> _EXERCISE INSTRUCTIONS_: Render every line of the material below as a numbered list, skipping any blank lines.

**** GIVEN ENTRIES ****

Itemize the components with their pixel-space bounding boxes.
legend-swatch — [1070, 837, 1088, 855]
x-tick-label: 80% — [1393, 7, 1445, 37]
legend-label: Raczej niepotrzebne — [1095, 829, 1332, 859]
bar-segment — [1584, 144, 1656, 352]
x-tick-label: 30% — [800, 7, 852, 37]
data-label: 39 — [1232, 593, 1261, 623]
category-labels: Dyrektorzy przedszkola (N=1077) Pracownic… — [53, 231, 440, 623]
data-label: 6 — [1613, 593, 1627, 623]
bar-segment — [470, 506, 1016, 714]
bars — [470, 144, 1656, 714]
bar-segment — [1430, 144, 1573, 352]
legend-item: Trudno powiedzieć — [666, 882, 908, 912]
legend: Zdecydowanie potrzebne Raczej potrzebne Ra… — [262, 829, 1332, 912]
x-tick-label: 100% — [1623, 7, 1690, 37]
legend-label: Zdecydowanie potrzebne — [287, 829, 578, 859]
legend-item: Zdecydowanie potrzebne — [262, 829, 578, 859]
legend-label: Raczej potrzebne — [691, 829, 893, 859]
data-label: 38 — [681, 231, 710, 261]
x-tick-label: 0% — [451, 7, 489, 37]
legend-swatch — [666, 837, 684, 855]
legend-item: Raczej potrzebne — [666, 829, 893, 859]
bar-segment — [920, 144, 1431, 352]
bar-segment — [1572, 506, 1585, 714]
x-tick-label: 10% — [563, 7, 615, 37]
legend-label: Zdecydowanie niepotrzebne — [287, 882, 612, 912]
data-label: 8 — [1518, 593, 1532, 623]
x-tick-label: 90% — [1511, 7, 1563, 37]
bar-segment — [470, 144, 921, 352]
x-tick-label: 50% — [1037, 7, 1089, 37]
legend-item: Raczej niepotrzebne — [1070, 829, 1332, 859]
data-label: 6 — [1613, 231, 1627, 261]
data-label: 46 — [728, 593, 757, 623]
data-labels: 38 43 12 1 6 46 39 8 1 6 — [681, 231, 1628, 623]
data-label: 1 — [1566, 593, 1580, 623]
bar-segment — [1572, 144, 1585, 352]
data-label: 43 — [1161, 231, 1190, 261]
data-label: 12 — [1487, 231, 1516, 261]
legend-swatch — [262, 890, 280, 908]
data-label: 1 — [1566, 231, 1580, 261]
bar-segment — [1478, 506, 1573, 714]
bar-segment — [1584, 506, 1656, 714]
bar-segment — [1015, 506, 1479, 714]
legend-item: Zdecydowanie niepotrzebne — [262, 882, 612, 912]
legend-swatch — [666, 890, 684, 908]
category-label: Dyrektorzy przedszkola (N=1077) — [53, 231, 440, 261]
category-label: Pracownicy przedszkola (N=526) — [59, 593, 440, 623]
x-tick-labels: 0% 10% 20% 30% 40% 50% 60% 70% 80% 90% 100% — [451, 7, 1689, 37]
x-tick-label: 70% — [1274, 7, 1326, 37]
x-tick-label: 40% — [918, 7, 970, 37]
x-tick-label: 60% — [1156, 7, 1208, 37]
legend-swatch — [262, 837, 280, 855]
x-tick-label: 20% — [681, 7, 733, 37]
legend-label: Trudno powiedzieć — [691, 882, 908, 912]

****

> _SOLUTION TO THIS PROBLEM_:
1. Itemize the components with their pixel-space bounding boxes.
2. legend-swatch — [1070, 837, 1088, 855]
3. x-tick-label: 80% — [1393, 7, 1445, 37]
4. legend-label: Raczej niepotrzebne — [1095, 829, 1332, 859]
5. bar-segment — [1584, 144, 1656, 352]
6. x-tick-label: 30% — [800, 7, 852, 37]
7. data-label: 39 — [1232, 593, 1261, 623]
8. category-labels: Dyrektorzy przedszkola (N=1077) Pracownic… — [53, 231, 440, 623]
9. data-label: 6 — [1613, 593, 1627, 623]
10. bar-segment — [470, 506, 1016, 714]
11. bars — [470, 144, 1656, 714]
12. bar-segment — [1430, 144, 1573, 352]
13. legend-item: Trudno powiedzieć — [666, 882, 908, 912]
14. legend: Zdecydowanie potrzebne Raczej potrzebne Ra… — [262, 829, 1332, 912]
15. x-tick-label: 100% — [1623, 7, 1690, 37]
16. legend-label: Zdecydowanie potrzebne — [287, 829, 578, 859]
17. legend-item: Zdecydowanie potrzebne — [262, 829, 578, 859]
18. legend-label: Raczej potrzebne — [691, 829, 893, 859]
19. data-label: 38 — [681, 231, 710, 261]
20. x-tick-label: 0% — [451, 7, 489, 37]
21. legend-swatch — [666, 837, 684, 855]
22. legend-item: Raczej potrzebne — [666, 829, 893, 859]
23. bar-segment — [920, 144, 1431, 352]
24. bar-segment — [1572, 506, 1585, 714]
25. x-tick-label: 10% — [563, 7, 615, 37]
26. legend-label: Zdecydowanie niepotrzebne — [287, 882, 612, 912]
27. data-label: 8 — [1518, 593, 1532, 623]
28. x-tick-label: 90% — [1511, 7, 1563, 37]
29. bar-segment — [470, 144, 921, 352]
30. x-tick-label: 50% — [1037, 7, 1089, 37]
31. legend-item: Raczej niepotrzebne — [1070, 829, 1332, 859]
32. data-label: 6 — [1613, 231, 1627, 261]
33. data-label: 46 — [728, 593, 757, 623]
34. data-labels: 38 43 12 1 6 46 39 8 1 6 — [681, 231, 1628, 623]
35. data-label: 1 — [1566, 593, 1580, 623]
36. bar-segment — [1572, 144, 1585, 352]
37. data-label: 43 — [1161, 231, 1190, 261]
38. data-label: 12 — [1487, 231, 1516, 261]
39. legend-swatch — [262, 890, 280, 908]
40. data-label: 1 — [1566, 231, 1580, 261]
41. bar-segment — [1478, 506, 1573, 714]
42. bar-segment — [1584, 506, 1656, 714]
43. bar-segment — [1015, 506, 1479, 714]
44. legend-item: Zdecydowanie niepotrzebne — [262, 882, 612, 912]
45. legend-swatch — [666, 890, 684, 908]
46. category-label: Dyrektorzy przedszkola (N=1077) — [53, 231, 440, 261]
47. category-label: Pracownicy przedszkola (N=526) — [59, 593, 440, 623]
48. x-tick-labels: 0% 10% 20% 30% 40% 50% 60% 70% 80% 90% 100% — [451, 7, 1689, 37]
49. x-tick-label: 70% — [1274, 7, 1326, 37]
50. x-tick-label: 40% — [918, 7, 970, 37]
51. x-tick-label: 60% — [1156, 7, 1208, 37]
52. legend-swatch — [262, 837, 280, 855]
53. x-tick-label: 20% — [681, 7, 733, 37]
54. legend-label: Trudno powiedzieć — [691, 882, 908, 912]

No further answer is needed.